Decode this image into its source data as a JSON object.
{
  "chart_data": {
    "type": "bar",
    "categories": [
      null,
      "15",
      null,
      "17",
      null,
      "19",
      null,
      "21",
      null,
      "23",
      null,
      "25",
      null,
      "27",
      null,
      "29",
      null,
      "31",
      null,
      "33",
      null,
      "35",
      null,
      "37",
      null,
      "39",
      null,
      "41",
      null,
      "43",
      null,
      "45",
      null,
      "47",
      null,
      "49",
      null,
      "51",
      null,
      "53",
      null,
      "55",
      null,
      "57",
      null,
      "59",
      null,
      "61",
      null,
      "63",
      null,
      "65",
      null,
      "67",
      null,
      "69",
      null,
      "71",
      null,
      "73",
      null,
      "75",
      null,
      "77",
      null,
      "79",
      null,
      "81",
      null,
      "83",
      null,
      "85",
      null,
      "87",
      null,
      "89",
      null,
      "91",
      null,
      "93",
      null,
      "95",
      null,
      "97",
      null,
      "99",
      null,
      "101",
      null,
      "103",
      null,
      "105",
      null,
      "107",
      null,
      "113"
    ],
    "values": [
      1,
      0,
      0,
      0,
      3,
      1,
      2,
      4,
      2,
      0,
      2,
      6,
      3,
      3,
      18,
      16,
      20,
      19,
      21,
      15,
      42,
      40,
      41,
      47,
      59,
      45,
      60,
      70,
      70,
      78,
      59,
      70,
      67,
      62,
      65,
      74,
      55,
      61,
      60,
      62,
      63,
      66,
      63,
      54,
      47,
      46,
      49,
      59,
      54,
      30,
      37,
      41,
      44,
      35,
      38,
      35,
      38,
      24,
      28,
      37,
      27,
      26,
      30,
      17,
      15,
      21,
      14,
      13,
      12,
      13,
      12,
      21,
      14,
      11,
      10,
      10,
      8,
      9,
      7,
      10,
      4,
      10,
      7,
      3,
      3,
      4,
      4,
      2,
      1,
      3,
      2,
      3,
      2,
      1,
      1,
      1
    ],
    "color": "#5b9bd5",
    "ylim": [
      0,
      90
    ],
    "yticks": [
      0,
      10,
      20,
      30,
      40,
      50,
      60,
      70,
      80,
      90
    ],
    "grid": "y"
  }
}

* * *

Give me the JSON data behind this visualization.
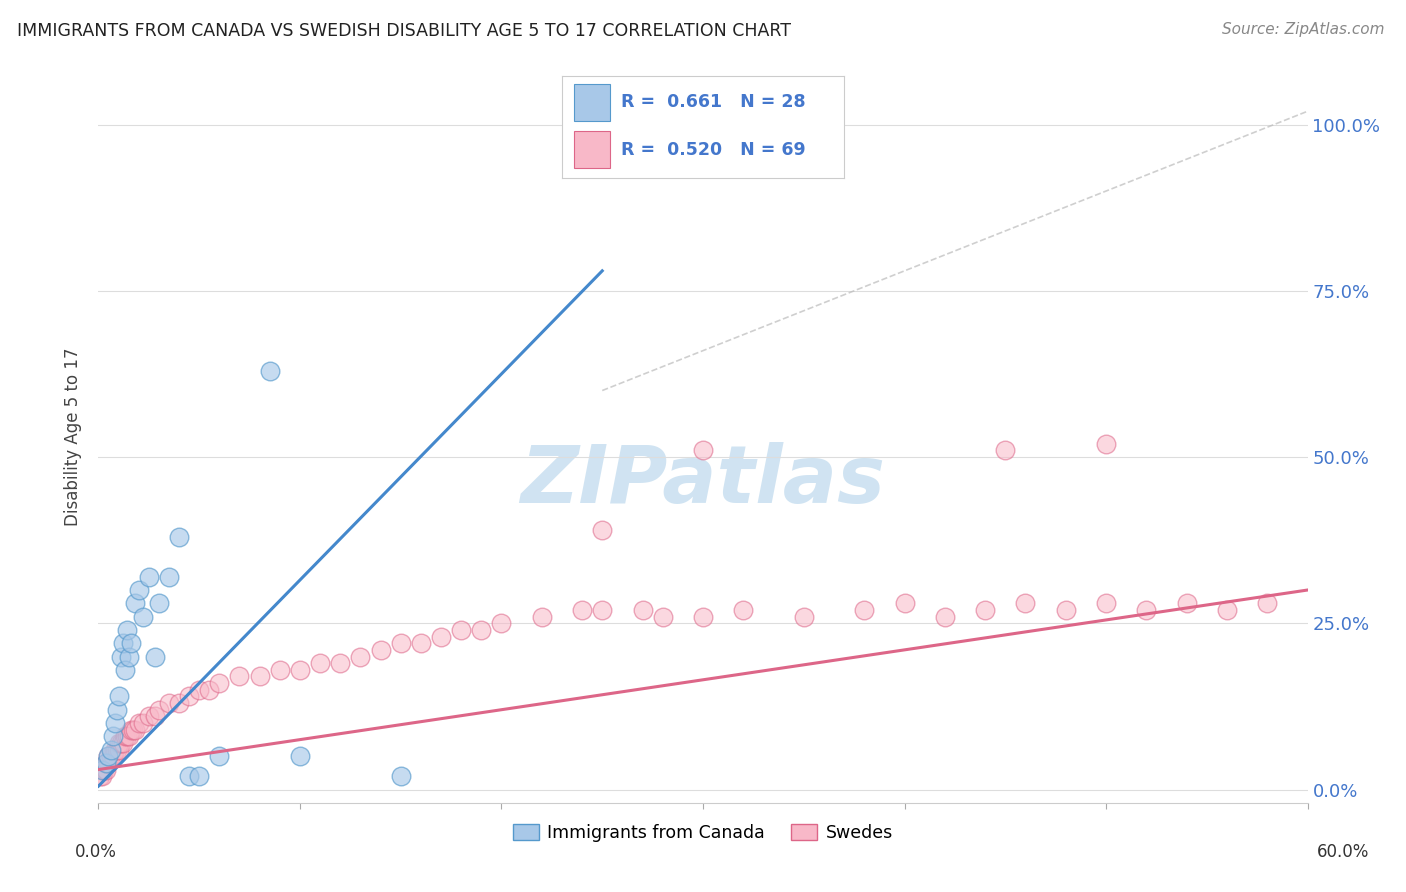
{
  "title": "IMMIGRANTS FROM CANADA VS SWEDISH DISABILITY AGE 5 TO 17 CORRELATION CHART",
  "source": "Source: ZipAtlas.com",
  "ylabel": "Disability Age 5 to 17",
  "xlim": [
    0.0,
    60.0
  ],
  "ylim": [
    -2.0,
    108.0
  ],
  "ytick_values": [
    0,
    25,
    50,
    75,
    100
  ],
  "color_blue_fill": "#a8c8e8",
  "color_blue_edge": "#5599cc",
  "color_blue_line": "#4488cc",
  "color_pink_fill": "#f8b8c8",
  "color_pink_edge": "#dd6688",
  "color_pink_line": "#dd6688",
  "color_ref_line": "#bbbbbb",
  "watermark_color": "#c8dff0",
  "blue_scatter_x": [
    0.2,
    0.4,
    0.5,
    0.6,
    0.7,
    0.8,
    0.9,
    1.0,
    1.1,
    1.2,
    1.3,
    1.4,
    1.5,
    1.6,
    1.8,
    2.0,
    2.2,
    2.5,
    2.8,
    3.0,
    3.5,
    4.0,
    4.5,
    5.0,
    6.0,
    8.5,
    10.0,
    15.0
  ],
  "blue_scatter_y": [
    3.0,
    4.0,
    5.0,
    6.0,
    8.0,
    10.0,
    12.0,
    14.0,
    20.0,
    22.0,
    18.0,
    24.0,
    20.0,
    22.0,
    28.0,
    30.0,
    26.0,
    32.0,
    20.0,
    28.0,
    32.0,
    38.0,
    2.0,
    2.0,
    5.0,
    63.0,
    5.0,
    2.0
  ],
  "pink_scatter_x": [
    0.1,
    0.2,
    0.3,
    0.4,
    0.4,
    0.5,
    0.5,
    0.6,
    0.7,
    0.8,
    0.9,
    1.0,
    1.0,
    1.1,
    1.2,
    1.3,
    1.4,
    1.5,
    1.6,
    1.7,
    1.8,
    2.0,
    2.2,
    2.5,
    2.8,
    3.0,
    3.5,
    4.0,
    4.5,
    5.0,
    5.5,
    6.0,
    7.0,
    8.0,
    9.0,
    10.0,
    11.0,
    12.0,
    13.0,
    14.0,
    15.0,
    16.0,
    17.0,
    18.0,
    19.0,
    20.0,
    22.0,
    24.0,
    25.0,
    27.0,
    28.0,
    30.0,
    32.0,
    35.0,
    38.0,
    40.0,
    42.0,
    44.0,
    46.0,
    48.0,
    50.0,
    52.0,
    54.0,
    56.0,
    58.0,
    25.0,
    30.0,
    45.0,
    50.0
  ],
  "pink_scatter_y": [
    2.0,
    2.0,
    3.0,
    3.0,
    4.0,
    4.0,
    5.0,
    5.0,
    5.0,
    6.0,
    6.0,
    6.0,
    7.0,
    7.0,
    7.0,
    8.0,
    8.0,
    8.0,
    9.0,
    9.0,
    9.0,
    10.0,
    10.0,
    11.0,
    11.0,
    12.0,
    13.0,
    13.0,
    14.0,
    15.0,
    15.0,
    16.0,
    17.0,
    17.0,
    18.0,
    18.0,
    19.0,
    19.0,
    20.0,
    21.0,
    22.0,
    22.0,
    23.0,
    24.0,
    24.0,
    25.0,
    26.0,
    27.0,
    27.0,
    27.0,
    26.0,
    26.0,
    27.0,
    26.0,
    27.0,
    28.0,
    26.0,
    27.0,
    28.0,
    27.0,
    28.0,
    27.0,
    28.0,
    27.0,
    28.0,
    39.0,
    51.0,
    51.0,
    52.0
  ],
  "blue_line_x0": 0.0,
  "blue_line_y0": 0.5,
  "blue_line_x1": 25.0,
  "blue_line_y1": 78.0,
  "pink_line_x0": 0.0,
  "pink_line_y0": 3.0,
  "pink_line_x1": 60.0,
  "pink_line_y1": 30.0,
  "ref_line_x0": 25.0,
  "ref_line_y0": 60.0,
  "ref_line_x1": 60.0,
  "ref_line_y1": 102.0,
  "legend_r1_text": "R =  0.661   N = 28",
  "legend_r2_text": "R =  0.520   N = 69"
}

--

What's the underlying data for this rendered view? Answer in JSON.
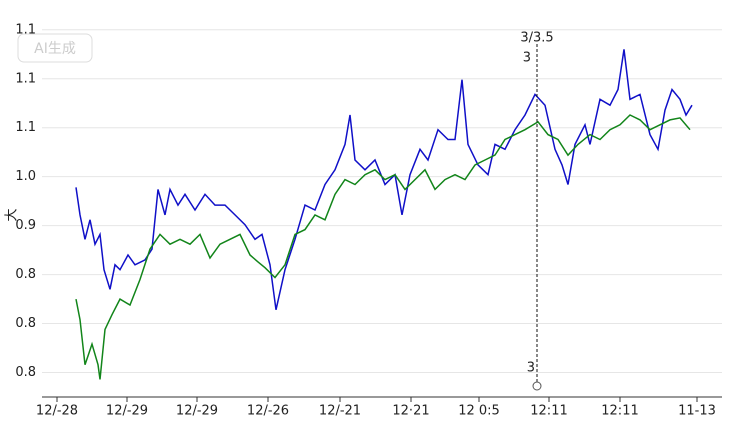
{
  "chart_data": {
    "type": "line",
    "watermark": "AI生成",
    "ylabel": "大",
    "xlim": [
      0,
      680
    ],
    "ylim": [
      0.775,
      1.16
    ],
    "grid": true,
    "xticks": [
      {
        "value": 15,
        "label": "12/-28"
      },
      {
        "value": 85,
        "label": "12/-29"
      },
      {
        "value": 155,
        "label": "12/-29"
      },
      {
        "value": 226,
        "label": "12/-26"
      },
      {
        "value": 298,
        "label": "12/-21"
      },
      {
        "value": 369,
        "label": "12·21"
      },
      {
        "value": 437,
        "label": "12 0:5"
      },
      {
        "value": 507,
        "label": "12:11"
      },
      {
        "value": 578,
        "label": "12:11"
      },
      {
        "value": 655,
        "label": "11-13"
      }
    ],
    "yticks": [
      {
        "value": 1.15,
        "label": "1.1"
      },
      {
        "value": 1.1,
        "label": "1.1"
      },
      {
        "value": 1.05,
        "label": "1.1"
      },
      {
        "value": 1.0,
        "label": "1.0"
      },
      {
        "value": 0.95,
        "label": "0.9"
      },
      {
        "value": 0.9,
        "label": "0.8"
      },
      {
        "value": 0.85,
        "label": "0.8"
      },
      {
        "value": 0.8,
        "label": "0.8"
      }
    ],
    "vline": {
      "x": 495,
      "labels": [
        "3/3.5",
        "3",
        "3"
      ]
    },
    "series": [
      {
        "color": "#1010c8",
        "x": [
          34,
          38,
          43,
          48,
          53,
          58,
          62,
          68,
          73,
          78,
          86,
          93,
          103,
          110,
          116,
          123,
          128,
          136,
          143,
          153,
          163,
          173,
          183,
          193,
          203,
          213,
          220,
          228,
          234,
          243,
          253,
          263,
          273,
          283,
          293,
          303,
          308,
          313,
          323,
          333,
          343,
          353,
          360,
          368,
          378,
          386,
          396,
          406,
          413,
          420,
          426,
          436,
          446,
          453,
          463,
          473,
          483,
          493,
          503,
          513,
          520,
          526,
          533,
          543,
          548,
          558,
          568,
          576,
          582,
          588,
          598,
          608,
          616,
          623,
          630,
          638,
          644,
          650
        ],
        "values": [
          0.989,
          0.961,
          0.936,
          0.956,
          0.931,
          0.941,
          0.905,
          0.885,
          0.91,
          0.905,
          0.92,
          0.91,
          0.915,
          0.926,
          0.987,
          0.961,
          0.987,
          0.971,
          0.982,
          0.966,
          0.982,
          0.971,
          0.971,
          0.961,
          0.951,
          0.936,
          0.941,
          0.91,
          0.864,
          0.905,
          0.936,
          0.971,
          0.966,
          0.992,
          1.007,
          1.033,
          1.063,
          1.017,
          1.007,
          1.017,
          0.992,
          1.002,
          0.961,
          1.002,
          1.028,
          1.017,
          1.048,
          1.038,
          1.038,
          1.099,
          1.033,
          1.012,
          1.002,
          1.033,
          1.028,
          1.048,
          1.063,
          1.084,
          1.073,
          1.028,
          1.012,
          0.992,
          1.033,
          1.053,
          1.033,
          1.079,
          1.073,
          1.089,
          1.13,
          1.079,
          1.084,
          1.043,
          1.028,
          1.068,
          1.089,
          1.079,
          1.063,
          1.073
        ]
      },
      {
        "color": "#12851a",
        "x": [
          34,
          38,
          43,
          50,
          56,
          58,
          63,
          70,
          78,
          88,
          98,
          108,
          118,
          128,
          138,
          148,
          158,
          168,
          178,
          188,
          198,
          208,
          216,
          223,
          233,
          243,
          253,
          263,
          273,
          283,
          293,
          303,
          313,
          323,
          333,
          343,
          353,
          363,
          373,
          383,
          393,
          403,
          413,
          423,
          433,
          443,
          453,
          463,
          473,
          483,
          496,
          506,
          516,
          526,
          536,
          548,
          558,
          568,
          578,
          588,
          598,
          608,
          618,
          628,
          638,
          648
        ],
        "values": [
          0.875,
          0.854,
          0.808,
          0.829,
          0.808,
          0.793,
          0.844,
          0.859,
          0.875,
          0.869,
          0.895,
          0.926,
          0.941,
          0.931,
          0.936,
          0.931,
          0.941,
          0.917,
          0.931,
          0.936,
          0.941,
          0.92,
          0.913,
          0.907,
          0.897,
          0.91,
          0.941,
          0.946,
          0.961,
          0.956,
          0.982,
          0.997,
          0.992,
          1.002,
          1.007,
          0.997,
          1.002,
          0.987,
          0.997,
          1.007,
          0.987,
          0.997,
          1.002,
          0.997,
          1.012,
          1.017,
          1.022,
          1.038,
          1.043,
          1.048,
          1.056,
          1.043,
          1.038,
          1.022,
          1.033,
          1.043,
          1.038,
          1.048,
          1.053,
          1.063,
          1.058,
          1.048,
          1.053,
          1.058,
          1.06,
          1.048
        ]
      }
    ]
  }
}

[Written request] Scan the data above and copy every line with "ylabel" in it.

[Result]
  "ylabel": "Disability Age 5 to 17",
    "ylabel": "大",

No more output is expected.